**STATED PROBLEM**
Reproduce the data exactly and drop any pictures it holds.

**SUPPLIED RECORDS**
━━━

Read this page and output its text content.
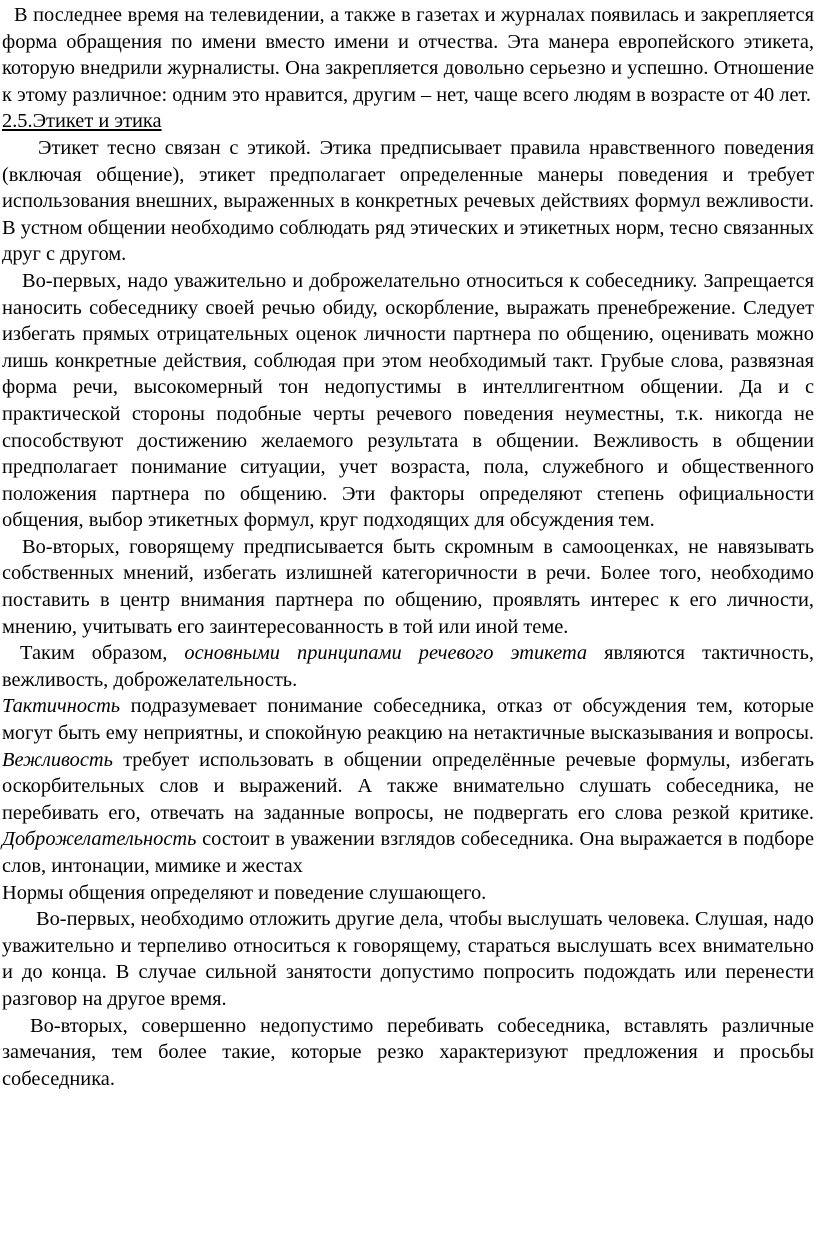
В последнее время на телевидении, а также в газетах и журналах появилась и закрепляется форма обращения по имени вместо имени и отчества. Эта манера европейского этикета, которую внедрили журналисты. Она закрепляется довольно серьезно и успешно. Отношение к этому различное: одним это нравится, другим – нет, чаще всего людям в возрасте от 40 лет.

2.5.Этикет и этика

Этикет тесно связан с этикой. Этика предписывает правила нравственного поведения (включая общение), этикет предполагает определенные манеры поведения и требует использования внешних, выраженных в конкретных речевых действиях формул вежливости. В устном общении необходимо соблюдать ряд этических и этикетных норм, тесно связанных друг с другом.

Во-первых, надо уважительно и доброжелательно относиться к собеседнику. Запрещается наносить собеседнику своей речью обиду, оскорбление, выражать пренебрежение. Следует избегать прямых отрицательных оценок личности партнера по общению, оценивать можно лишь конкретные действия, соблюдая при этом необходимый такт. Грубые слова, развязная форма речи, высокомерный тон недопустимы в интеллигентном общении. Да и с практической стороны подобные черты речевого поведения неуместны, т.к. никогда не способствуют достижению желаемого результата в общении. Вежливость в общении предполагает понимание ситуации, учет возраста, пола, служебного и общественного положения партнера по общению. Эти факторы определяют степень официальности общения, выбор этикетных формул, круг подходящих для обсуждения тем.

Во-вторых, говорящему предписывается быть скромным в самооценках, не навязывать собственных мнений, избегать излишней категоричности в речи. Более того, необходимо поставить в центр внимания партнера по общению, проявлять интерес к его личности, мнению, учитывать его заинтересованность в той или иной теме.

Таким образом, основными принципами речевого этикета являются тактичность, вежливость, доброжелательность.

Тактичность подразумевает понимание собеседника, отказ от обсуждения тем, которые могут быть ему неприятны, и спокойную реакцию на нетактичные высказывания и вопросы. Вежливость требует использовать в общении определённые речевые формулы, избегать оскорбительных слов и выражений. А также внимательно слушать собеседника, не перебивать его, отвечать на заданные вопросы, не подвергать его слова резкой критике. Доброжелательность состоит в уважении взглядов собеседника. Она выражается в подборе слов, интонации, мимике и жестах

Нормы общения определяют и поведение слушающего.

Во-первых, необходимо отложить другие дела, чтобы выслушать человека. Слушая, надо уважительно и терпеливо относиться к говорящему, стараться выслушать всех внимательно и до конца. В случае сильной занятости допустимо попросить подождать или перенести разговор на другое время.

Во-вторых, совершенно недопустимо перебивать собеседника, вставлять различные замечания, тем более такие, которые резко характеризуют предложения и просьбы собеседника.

━━━

**EXERCISE ANSWER**
Read this page and output its text content.
В последнее время на телевидении, а также в газетах и журналах появилась и закрепляется форма обращения по имени вместо имени и отчества. Эта манера европейского этикета, которую внедрили журналисты. Она закрепляется довольно серьезно и успешно. Отношение к этому различное: одним это нравится, другим – нет, чаще всего людям в возрасте от 40 лет.

2.5.Этикет и этика

Этикет тесно связан с этикой. Этика предписывает правила нравственного поведения (включая общение), этикет предполагает определенные манеры поведения и требует использования внешних, выраженных в конкретных речевых действиях формул вежливости. В устном общении необходимо соблюдать ряд этических и этикетных норм, тесно связанных друг с другом.

Во-первых, надо уважительно и доброжелательно относиться к собеседнику. Запрещается наносить собеседнику своей речью обиду, оскорбление, выражать пренебрежение. Следует избегать прямых отрицательных оценок личности партнера по общению, оценивать можно лишь конкретные действия, соблюдая при этом необходимый такт. Грубые слова, развязная форма речи, высокомерный тон недопустимы в интеллигентном общении. Да и с практической стороны подобные черты речевого поведения неуместны, т.к. никогда не способствуют достижению желаемого результата в общении. Вежливость в общении предполагает понимание ситуации, учет возраста, пола, служебного и общественного положения партнера по общению. Эти факторы определяют степень официальности общения, выбор этикетных формул, круг подходящих для обсуждения тем.

Во-вторых, говорящему предписывается быть скромным в самооценках, не навязывать собственных мнений, избегать излишней категоричности в речи. Более того, необходимо поставить в центр внимания партнера по общению, проявлять интерес к его личности, мнению, учитывать его заинтересованность в той или иной теме.

Таким образом, основными принципами речевого этикета являются тактичность, вежливость, доброжелательность.

Тактичность подразумевает понимание собеседника, отказ от обсуждения тем, которые могут быть ему неприятны, и спокойную реакцию на нетактичные высказывания и вопросы. Вежливость требует использовать в общении определённые речевые формулы, избегать оскорбительных слов и выражений. А также внимательно слушать собеседника, не перебивать его, отвечать на заданные вопросы, не подвергать его слова резкой критике. Доброжелательность состоит в уважении взглядов собеседника. Она выражается в подборе слов, интонации, мимике и жестах

Нормы общения определяют и поведение слушающего.

Во-первых, необходимо отложить другие дела, чтобы выслушать человека. Слушая, надо уважительно и терпеливо относиться к говорящему, стараться выслушать всех внимательно и до конца. В случае сильной занятости допустимо попросить подождать или перенести разговор на другое время.

Во-вторых, совершенно недопустимо перебивать собеседника, вставлять различные замечания, тем более такие, которые резко характеризуют предложения и просьбы собеседника.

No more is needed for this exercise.